Material shown:
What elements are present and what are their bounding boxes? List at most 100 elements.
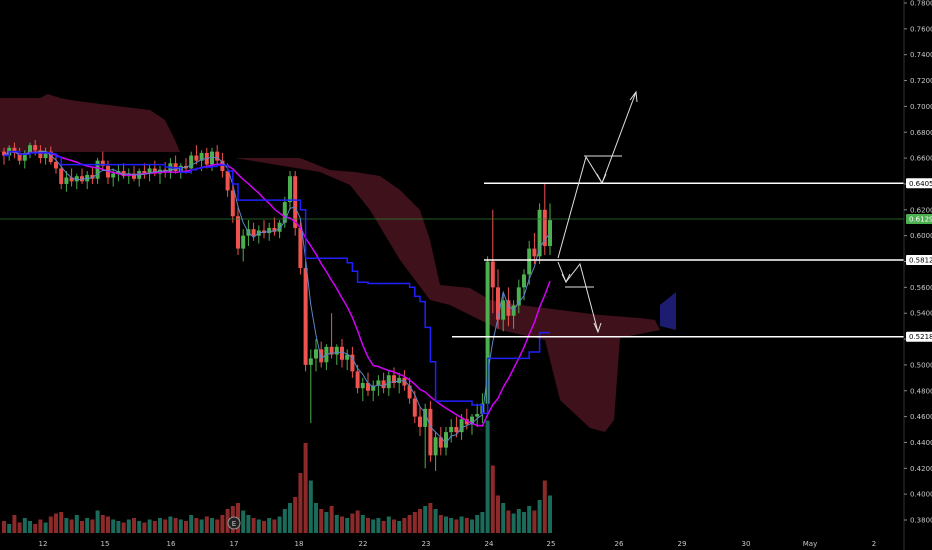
candle-body (360, 382, 365, 389)
volume-bar (69, 519, 74, 533)
x-tick-label: 25 (547, 540, 556, 548)
candle-body (210, 151, 214, 165)
volume-bar (100, 515, 105, 533)
candle-body (54, 161, 58, 169)
candle-body (371, 385, 376, 391)
x-tick-label: 15 (101, 540, 110, 548)
candle-body (433, 437, 438, 456)
volume-bar (314, 503, 318, 533)
volume-bar (147, 519, 152, 533)
candle-body (225, 171, 230, 191)
volume-bar (444, 516, 448, 533)
price-tag-label: 0.6405 (909, 180, 932, 188)
candle-body (459, 419, 464, 433)
volume-bar (142, 522, 147, 533)
volume-bar (532, 510, 537, 533)
candle-body (90, 174, 95, 179)
candle-body (548, 220, 552, 246)
volume-bar (220, 515, 225, 533)
volume-bar (158, 518, 162, 533)
cloud-shape-2 (235, 158, 660, 432)
candle-body (267, 227, 272, 234)
arrow-head-mid (596, 173, 607, 185)
volume-bar (324, 512, 329, 533)
candle-body (428, 408, 433, 456)
volume-bar (272, 519, 277, 533)
volume-bar (293, 497, 298, 533)
x-tick-label: 2 (872, 540, 876, 548)
volume-bar (412, 512, 417, 533)
candle-body (470, 416, 474, 425)
volume-bar (522, 512, 526, 533)
volume-bar (210, 518, 214, 533)
candle-body (319, 349, 324, 363)
volume-bar (178, 519, 183, 533)
price-tag (906, 331, 932, 342)
cloud-shape (0, 94, 180, 152)
price-tag (906, 254, 932, 265)
candle-body (475, 414, 480, 417)
volume-bar (251, 518, 256, 533)
volume-bar (464, 518, 469, 533)
volume-bar (288, 503, 292, 533)
x-tick-label: 18 (295, 540, 304, 548)
ichimoku-cloud (0, 94, 676, 432)
candle-body (17, 152, 22, 161)
volume-bar (90, 519, 95, 533)
base-line-blue (4, 150, 550, 415)
volume-bar (485, 420, 490, 533)
volume-bar (350, 513, 355, 533)
volume-bar (189, 515, 194, 533)
candle-body (423, 408, 428, 427)
candle-body (376, 380, 381, 386)
candle-body (95, 160, 100, 179)
indicator-lines (0, 150, 904, 444)
candle-body (189, 155, 194, 169)
volume-bar (360, 515, 365, 533)
volume-bar (308, 480, 313, 533)
volume-bar (475, 515, 480, 533)
volume-bar (542, 480, 547, 533)
x-tick-label: 24 (485, 540, 494, 548)
x-tick-label: 16 (167, 540, 176, 548)
volume-bar (225, 509, 230, 533)
candle-body (100, 160, 105, 166)
volume-bar (173, 518, 178, 533)
volume-bar (163, 519, 168, 533)
volume-bar (152, 521, 157, 533)
candle-body (381, 380, 386, 389)
volume-bar (334, 515, 339, 533)
drawings: E (227, 90, 904, 530)
volume-bar (454, 519, 459, 533)
volume-bar (33, 524, 38, 533)
volume-bar (319, 509, 324, 533)
candle-body (438, 437, 443, 448)
arrow-head-up (629, 90, 638, 103)
candle-body (485, 261, 490, 404)
volume-bar (459, 516, 464, 533)
volume-bar (246, 515, 251, 533)
volume-bar (407, 515, 412, 533)
candle-body (74, 176, 79, 182)
volume-bar (137, 521, 142, 533)
x-tick-label: 29 (678, 540, 687, 548)
candle-body (64, 177, 69, 184)
volume-bar (511, 513, 516, 533)
x-tick-label: 17 (230, 540, 239, 548)
candle-body (355, 371, 360, 389)
candle-body (501, 300, 506, 320)
candle-body (272, 227, 277, 232)
candle-body (308, 358, 313, 365)
volume-bar (54, 513, 58, 533)
volume-bar (501, 503, 506, 533)
volume-bar (168, 516, 173, 533)
volume-bar (418, 509, 422, 533)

Task to carry out: Gather every line from the rows above that contains the string "tick".

Answer for the task:
x-tick-label: 25 (547, 540, 556, 548)
x-tick-label: 15 (101, 540, 110, 548)
x-tick-label: 2 (872, 540, 876, 548)
x-tick-label: 18 (295, 540, 304, 548)
x-tick-label: 24 (485, 540, 494, 548)
x-tick-label: 16 (167, 540, 176, 548)
x-tick-label: 29 (678, 540, 687, 548)
x-tick-label: 17 (230, 540, 239, 548)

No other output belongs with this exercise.